— start DATA RECORDS —

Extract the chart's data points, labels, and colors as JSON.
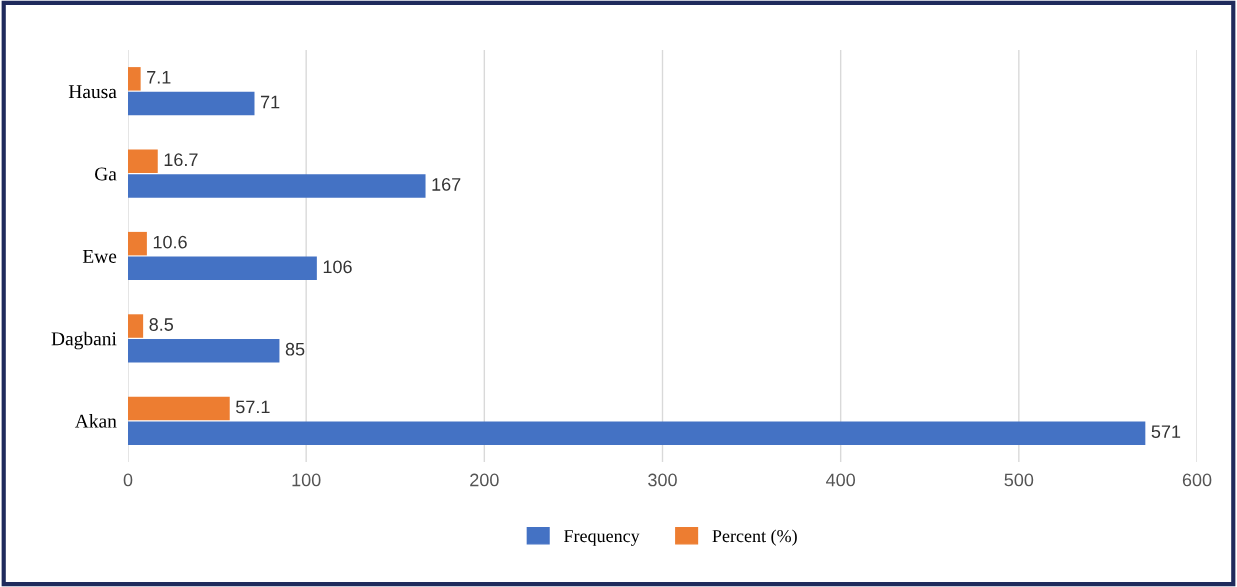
{
  "chart_data": {
    "type": "bar",
    "orientation": "horizontal",
    "categories": [
      "Hausa",
      "Ga",
      "Ewe",
      "Dagbani",
      "Akan"
    ],
    "series": [
      {
        "name": "Frequency",
        "color": "#4472c4",
        "values": [
          71,
          167,
          106,
          85,
          571
        ]
      },
      {
        "name": "Percent (%)",
        "color": "#ed7d31",
        "values": [
          7.1,
          16.7,
          10.6,
          8.5,
          57.1
        ]
      }
    ],
    "xlim": [
      0,
      600
    ],
    "xticks": [
      0,
      100,
      200,
      300,
      400,
      500,
      600
    ],
    "grid": "x",
    "legend": "bottom",
    "data_labels": true
  }
}
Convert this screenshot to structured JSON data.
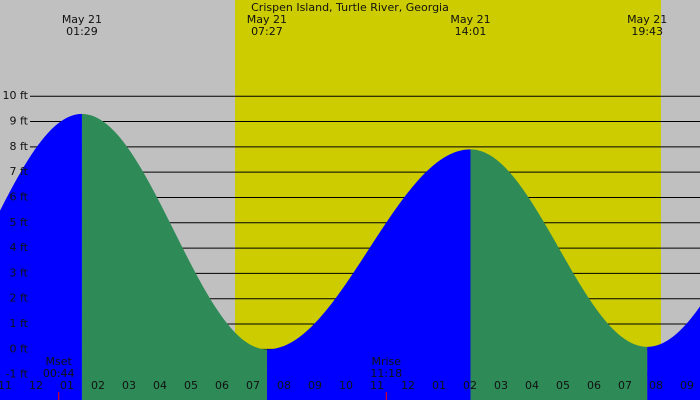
{
  "chart_data": {
    "type": "tide",
    "title": "Crispen Island, Turtle River, Georgia",
    "tides": [
      {
        "date": "May 21",
        "time": "01:29",
        "value": 9.3
      },
      {
        "date": "May 21",
        "time": "07:27",
        "value": 0.0
      },
      {
        "date": "May 21",
        "time": "14:01",
        "value": 7.9
      },
      {
        "date": "May 21",
        "time": "19:43",
        "value": 0.1
      }
    ],
    "moon": [
      {
        "label": "Mset",
        "time": "00:44"
      },
      {
        "label": "Mrise",
        "time": "11:18"
      }
    ],
    "flood_color": "#0000ff",
    "ebb_color": "#2e8b57",
    "ylim": [
      -2,
      13.8
    ],
    "yticks": [
      {
        "value": -1,
        "label": "-1 ft"
      },
      {
        "value": 0,
        "label": "0 ft"
      },
      {
        "value": 1,
        "label": "1 ft"
      },
      {
        "value": 2,
        "label": "2 ft"
      },
      {
        "value": 3,
        "label": "3 ft"
      },
      {
        "value": 4,
        "label": "4 ft"
      },
      {
        "value": 5,
        "label": "5 ft"
      },
      {
        "value": 6,
        "label": "6 ft"
      },
      {
        "value": 7,
        "label": "7 ft"
      },
      {
        "value": 8,
        "label": "8 ft"
      },
      {
        "value": 9,
        "label": "9 ft"
      },
      {
        "value": 10,
        "label": "10 ft"
      }
    ],
    "xlim": [
      -1.16,
      21.42
    ],
    "xticks": [
      {
        "value": -1,
        "label": "11"
      },
      {
        "value": 0,
        "label": "12"
      },
      {
        "value": 1,
        "label": "01"
      },
      {
        "value": 2,
        "label": "02"
      },
      {
        "value": 3,
        "label": "03"
      },
      {
        "value": 4,
        "label": "04"
      },
      {
        "value": 5,
        "label": "05"
      },
      {
        "value": 6,
        "label": "06"
      },
      {
        "value": 7,
        "label": "07"
      },
      {
        "value": 8,
        "label": "08"
      },
      {
        "value": 9,
        "label": "09"
      },
      {
        "value": 10,
        "label": "10"
      },
      {
        "value": 11,
        "label": "11"
      },
      {
        "value": 12,
        "label": "12"
      },
      {
        "value": 13,
        "label": "01"
      },
      {
        "value": 14,
        "label": "02"
      },
      {
        "value": 15,
        "label": "03"
      },
      {
        "value": 16,
        "label": "04"
      },
      {
        "value": 17,
        "label": "05"
      },
      {
        "value": 18,
        "label": "06"
      },
      {
        "value": 19,
        "label": "07"
      },
      {
        "value": 20,
        "label": "08"
      },
      {
        "value": 21,
        "label": "09"
      }
    ]
  }
}
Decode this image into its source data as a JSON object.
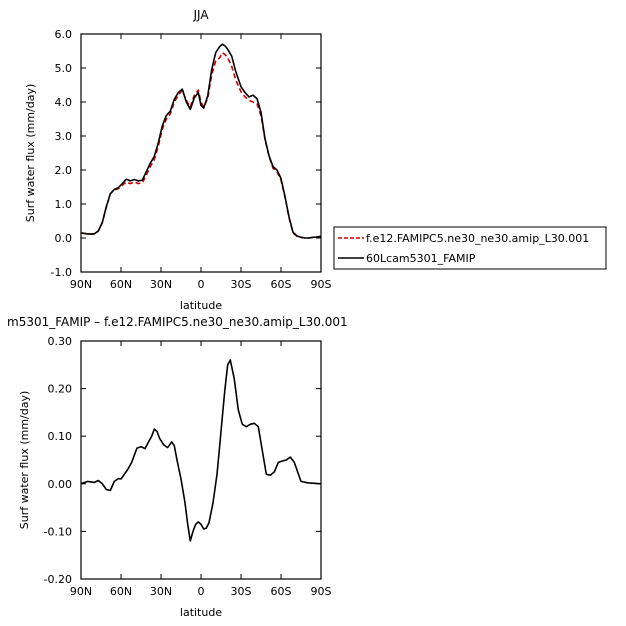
{
  "chart_data": [
    {
      "type": "line",
      "title": "JJA",
      "xlabel": "latitude",
      "ylabel": "Surf water flux (mm/day)",
      "xlim": [
        90,
        -90
      ],
      "ylim": [
        -1.0,
        6.0
      ],
      "x_ticks": [
        90,
        60,
        30,
        0,
        -30,
        -60,
        -90
      ],
      "x_tick_labels": [
        "90N",
        "60N",
        "30N",
        "0",
        "30S",
        "60S",
        "90S"
      ],
      "y_ticks": [
        -1.0,
        0.0,
        1.0,
        2.0,
        3.0,
        4.0,
        5.0,
        6.0
      ],
      "y_tick_labels": [
        "-1.0",
        "0.0",
        "1.0",
        "2.0",
        "3.0",
        "4.0",
        "5.0",
        "6.0"
      ],
      "grid": false,
      "legend_position": "outside-right",
      "x": [
        90,
        85,
        80,
        77,
        74,
        71,
        68,
        65,
        62,
        59,
        56,
        53,
        50,
        47,
        44,
        41,
        38,
        35,
        32,
        29,
        26,
        23,
        20,
        17,
        14,
        11,
        8,
        5,
        2,
        0,
        -2,
        -5,
        -8,
        -11,
        -14,
        -16,
        -18,
        -20,
        -23,
        -26,
        -30,
        -33,
        -36,
        -39,
        -42,
        -45,
        -48,
        -51,
        -54,
        -57,
        -60,
        -63,
        -66,
        -69,
        -72,
        -75,
        -78,
        -81,
        -84,
        -87,
        -90
      ],
      "series": [
        {
          "name": "f.e12.FAMIPC5.ne30_ne30.amip_L30.001",
          "color": "#cc0000",
          "dash": true,
          "values": [
            0.15,
            0.12,
            0.12,
            0.2,
            0.45,
            0.9,
            1.3,
            1.42,
            1.45,
            1.55,
            1.65,
            1.6,
            1.65,
            1.6,
            1.62,
            1.85,
            2.1,
            2.3,
            2.7,
            3.2,
            3.5,
            3.65,
            4.0,
            4.2,
            4.35,
            4.05,
            3.85,
            4.2,
            4.35,
            4.0,
            3.85,
            4.1,
            4.8,
            5.2,
            5.3,
            5.45,
            5.4,
            5.3,
            5.05,
            4.65,
            4.3,
            4.15,
            4.05,
            4.0,
            3.95,
            3.6,
            2.9,
            2.4,
            2.05,
            1.95,
            1.7,
            1.2,
            0.6,
            0.15,
            0.05,
            0.02,
            0.0,
            0.0,
            0.02,
            0.03,
            0.05
          ]
        },
        {
          "name": "60Lcam5301_FAMIP",
          "color": "#000000",
          "dash": false,
          "values": [
            0.15,
            0.12,
            0.12,
            0.21,
            0.46,
            0.92,
            1.3,
            1.43,
            1.48,
            1.6,
            1.73,
            1.68,
            1.72,
            1.68,
            1.7,
            1.95,
            2.2,
            2.4,
            2.8,
            3.3,
            3.6,
            3.73,
            4.08,
            4.28,
            4.38,
            4.0,
            3.78,
            4.12,
            4.28,
            3.9,
            3.82,
            4.18,
            4.95,
            5.45,
            5.63,
            5.7,
            5.65,
            5.55,
            5.35,
            4.9,
            4.45,
            4.28,
            4.15,
            4.2,
            4.1,
            3.7,
            2.92,
            2.42,
            2.1,
            2.0,
            1.75,
            1.22,
            0.62,
            0.17,
            0.06,
            0.02,
            0.0,
            0.0,
            0.02,
            0.03,
            0.05
          ]
        }
      ]
    },
    {
      "type": "line",
      "title": "m5301_FAMIP  –  f.e12.FAMIPC5.ne30_ne30.amip_L30.001",
      "xlabel": "latitude",
      "ylabel": "Surf water flux (mm/day)",
      "xlim": [
        90,
        -90
      ],
      "ylim": [
        -0.2,
        0.3
      ],
      "x_ticks": [
        90,
        60,
        30,
        0,
        -30,
        -60,
        -90
      ],
      "x_tick_labels": [
        "90N",
        "60N",
        "30N",
        "0",
        "30S",
        "60S",
        "90S"
      ],
      "y_ticks": [
        -0.2,
        -0.1,
        0.0,
        0.1,
        0.2,
        0.3
      ],
      "y_tick_labels": [
        "-0.20",
        "-0.10",
        "0.00",
        "0.10",
        "0.20",
        "0.30"
      ],
      "grid": false,
      "x": [
        90,
        85,
        80,
        77,
        74,
        71,
        68,
        65,
        62,
        60,
        58,
        55,
        52,
        50,
        48,
        45,
        42,
        39,
        37,
        35,
        33,
        31,
        28,
        25,
        22,
        20,
        18,
        15,
        12,
        10,
        8,
        6,
        4,
        2,
        0,
        -2,
        -4,
        -6,
        -9,
        -12,
        -14,
        -16,
        -18,
        -20,
        -22,
        -25,
        -28,
        -31,
        -34,
        -37,
        -40,
        -43,
        -46,
        -49,
        -52,
        -55,
        -58,
        -61,
        -64,
        -67,
        -70,
        -75,
        -80,
        -85,
        -90
      ],
      "series": [
        {
          "name": "",
          "color": "#000000",
          "dash": false,
          "values": [
            0.0,
            0.005,
            0.003,
            0.007,
            0.0,
            -0.012,
            -0.014,
            0.005,
            0.011,
            0.01,
            0.018,
            0.03,
            0.045,
            0.06,
            0.075,
            0.078,
            0.074,
            0.09,
            0.1,
            0.115,
            0.11,
            0.095,
            0.082,
            0.076,
            0.088,
            0.08,
            0.05,
            0.01,
            -0.04,
            -0.085,
            -0.12,
            -0.1,
            -0.085,
            -0.08,
            -0.085,
            -0.095,
            -0.093,
            -0.082,
            -0.04,
            0.02,
            0.08,
            0.14,
            0.2,
            0.25,
            0.26,
            0.22,
            0.155,
            0.125,
            0.12,
            0.125,
            0.127,
            0.12,
            0.07,
            0.02,
            0.018,
            0.025,
            0.045,
            0.048,
            0.05,
            0.056,
            0.045,
            0.005,
            0.002,
            0.001,
            0.0
          ]
        }
      ]
    }
  ]
}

— end DATA RECORDS —

BRIEF:
Each line in the entries above that includes the string "type" should be extracted.

OUTPUT OF THE TASK:
    "type": "bar",
    "type": "tide",
      "type": "line",
      "type": "line",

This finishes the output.